> PROBLEM DETAILS: Look for the string "JSON" in every line, and copy each line that has it.

> DATA SECTION:
★ ★ ★ ★ ★
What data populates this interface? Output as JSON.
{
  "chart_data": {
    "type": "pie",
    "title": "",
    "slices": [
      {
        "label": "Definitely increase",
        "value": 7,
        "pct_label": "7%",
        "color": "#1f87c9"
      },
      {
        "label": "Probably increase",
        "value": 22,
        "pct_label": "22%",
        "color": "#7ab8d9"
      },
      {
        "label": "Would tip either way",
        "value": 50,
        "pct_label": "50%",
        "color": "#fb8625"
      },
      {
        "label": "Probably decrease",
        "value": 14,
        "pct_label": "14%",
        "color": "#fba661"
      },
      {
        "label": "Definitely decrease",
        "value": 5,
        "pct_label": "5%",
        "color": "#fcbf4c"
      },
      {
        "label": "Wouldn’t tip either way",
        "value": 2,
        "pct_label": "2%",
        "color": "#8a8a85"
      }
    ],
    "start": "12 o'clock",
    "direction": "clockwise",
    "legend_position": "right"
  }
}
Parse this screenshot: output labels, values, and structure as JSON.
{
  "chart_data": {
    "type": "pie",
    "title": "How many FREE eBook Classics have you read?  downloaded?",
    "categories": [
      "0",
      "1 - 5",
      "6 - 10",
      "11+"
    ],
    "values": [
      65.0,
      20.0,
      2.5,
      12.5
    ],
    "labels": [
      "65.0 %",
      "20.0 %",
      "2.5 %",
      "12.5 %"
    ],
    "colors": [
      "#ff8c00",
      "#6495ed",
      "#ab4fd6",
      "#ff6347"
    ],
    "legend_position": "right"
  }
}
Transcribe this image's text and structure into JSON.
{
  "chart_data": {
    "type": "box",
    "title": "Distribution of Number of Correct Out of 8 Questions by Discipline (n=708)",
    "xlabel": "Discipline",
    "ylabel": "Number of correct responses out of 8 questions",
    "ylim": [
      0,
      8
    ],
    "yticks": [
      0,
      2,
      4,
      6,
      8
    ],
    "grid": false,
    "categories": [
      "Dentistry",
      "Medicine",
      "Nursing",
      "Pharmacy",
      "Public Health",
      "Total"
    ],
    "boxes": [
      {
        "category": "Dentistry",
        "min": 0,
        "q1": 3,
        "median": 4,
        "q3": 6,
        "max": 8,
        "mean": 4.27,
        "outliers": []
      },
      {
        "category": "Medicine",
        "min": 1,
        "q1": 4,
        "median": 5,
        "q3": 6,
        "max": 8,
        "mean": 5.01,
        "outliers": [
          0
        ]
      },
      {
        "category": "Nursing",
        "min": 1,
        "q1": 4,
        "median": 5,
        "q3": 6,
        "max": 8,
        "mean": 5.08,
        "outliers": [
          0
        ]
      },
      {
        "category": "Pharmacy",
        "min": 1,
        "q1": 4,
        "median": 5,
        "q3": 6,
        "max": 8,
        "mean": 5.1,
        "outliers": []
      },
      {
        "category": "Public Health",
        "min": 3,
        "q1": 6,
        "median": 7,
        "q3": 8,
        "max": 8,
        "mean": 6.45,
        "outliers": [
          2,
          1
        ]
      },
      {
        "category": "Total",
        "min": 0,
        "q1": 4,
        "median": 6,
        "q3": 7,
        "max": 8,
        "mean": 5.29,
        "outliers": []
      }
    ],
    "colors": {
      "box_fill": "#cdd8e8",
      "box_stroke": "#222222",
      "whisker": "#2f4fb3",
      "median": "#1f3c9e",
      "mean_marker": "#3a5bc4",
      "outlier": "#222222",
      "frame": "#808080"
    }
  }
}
★ ★ ★ ★ ★
> OUTPUT BELOW:
What data populates this interface? Output as JSON.
Parse this screenshot: output labels, values, and structure as JSON.
Transcribe this image's text and structure into JSON.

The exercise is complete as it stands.